» **Your objective**
Filter for the word "chapters" and keep each matching line.

==== Dataset extract ====

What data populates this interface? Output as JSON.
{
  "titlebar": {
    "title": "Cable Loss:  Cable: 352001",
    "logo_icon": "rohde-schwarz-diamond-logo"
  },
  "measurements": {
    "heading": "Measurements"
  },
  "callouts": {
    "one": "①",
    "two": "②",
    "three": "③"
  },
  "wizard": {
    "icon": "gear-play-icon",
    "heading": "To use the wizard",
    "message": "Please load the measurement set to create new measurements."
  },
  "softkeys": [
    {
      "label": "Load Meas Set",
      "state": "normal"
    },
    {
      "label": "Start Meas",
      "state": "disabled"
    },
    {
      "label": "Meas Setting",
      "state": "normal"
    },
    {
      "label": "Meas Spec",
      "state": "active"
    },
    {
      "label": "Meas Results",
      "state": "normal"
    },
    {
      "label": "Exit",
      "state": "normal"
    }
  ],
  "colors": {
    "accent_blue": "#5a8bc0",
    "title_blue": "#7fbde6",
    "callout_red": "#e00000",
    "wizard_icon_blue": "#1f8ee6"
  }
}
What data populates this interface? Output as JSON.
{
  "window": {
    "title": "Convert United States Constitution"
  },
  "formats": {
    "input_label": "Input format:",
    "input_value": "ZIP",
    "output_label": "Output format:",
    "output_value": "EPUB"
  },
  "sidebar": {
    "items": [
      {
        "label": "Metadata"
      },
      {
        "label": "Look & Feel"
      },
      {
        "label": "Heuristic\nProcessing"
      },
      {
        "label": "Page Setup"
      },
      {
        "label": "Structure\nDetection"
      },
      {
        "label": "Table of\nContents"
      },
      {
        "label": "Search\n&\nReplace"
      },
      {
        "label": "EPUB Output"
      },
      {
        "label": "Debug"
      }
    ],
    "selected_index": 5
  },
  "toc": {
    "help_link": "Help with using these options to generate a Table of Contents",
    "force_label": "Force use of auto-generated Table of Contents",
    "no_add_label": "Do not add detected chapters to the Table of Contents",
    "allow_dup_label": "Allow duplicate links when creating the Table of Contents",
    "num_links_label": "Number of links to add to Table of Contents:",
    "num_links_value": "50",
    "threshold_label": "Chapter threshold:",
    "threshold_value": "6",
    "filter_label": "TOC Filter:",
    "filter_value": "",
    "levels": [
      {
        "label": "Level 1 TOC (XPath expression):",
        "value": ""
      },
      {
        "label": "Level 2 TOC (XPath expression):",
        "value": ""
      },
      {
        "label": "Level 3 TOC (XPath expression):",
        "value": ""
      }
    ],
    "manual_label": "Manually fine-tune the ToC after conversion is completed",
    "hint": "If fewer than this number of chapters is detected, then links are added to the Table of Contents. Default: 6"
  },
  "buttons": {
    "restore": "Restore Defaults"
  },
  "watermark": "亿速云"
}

====

» **Output below**
    "no_add_label": "Do not add detected chapters to the Table of Contents",
    "hint": "If fewer than this number of chapters is detected, then links are added to the Table of Contents. Default: 6"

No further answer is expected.